**The exercise**
Are you able to retype all the records below exactly?

**Supplied data**
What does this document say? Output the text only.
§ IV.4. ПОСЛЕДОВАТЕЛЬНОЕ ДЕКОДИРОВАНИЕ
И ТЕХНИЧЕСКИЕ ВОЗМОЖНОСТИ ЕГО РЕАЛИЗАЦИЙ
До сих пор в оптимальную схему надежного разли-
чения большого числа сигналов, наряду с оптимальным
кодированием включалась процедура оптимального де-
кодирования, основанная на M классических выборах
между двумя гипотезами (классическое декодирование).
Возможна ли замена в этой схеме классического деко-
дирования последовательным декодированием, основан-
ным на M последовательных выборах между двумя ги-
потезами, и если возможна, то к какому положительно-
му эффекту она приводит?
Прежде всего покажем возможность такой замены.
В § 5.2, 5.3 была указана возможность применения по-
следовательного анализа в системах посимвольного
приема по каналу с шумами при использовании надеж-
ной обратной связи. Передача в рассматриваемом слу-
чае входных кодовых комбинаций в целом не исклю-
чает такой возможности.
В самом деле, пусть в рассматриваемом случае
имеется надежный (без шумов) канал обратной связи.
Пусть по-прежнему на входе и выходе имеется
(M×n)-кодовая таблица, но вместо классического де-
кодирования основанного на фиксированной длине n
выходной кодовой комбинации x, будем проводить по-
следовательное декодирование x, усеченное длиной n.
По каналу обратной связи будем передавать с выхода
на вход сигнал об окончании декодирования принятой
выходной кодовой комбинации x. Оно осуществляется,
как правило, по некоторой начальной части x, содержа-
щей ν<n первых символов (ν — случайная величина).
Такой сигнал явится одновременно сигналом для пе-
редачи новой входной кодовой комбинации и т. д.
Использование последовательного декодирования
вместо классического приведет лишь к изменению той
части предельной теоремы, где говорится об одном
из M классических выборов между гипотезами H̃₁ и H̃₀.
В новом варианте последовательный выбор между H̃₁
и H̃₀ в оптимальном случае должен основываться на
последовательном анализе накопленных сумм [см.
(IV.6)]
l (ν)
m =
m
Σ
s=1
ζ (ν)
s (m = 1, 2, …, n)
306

**Finished task**
What does this document say? Output the text only.
§ IV.4. ПОСЛЕДОВАТЕЛЬНОЕ ДЕКОДИРОВАНИЕ
И ТЕХНИЧЕСКИЕ ВОЗМОЖНОСТИ ЕГО РЕАЛИЗАЦИЙ
До сих пор в оптимальную схему надежного разли-
чения большого числа сигналов, наряду с оптимальным
кодированием включалась процедура оптимального де-
кодирования, основанная на M классических выборах
между двумя гипотезами (классическое декодирование).
Возможна ли замена в этой схеме классического деко-
дирования последовательным декодированием, основан-
ным на M последовательных выборах между двумя ги-
потезами, и если возможна, то к какому положительно-
му эффекту она приводит?
Прежде всего покажем возможность такой замены.
В § 5.2, 5.3 была указана возможность применения по-
следовательного анализа в системах посимвольного
приема по каналу с шумами при использовании надеж-
ной обратной связи. Передача в рассматриваемом слу-
чае входных кодовых комбинаций в целом не исклю-
чает такой возможности.
В самом деле, пусть в рассматриваемом случае
имеется надежный (без шумов) канал обратной связи.
Пусть по-прежнему на входе и выходе имеется
(M×n)-кодовая таблица, но вместо классического де-
кодирования основанного на фиксированной длине n
выходной кодовой комбинации x, будем проводить по-
следовательное декодирование x, усеченное длиной n.
По каналу обратной связи будем передавать с выхода
на вход сигнал об окончании декодирования принятой
выходной кодовой комбинации x. Оно осуществляется,
как правило, по некоторой начальной части x, содержа-
щей ν<n первых символов (ν — случайная величина).
Такой сигнал явится одновременно сигналом для пе-
редачи новой входной кодовой комбинации и т. д.
Использование последовательного декодирования
вместо классического приведет лишь к изменению той
части предельной теоремы, где говорится об одном
из M классических выборов между гипотезами H̃₁ и H̃₀.
В новом варианте последовательный выбор между H̃₁
и H̃₀ в оптимальном случае должен основываться на
последовательном анализе накопленных сумм [см.
(IV.6)]
l (ν)
m =
m
Σ
s=1
ζ (ν)
s (m = 1, 2, …, n)
306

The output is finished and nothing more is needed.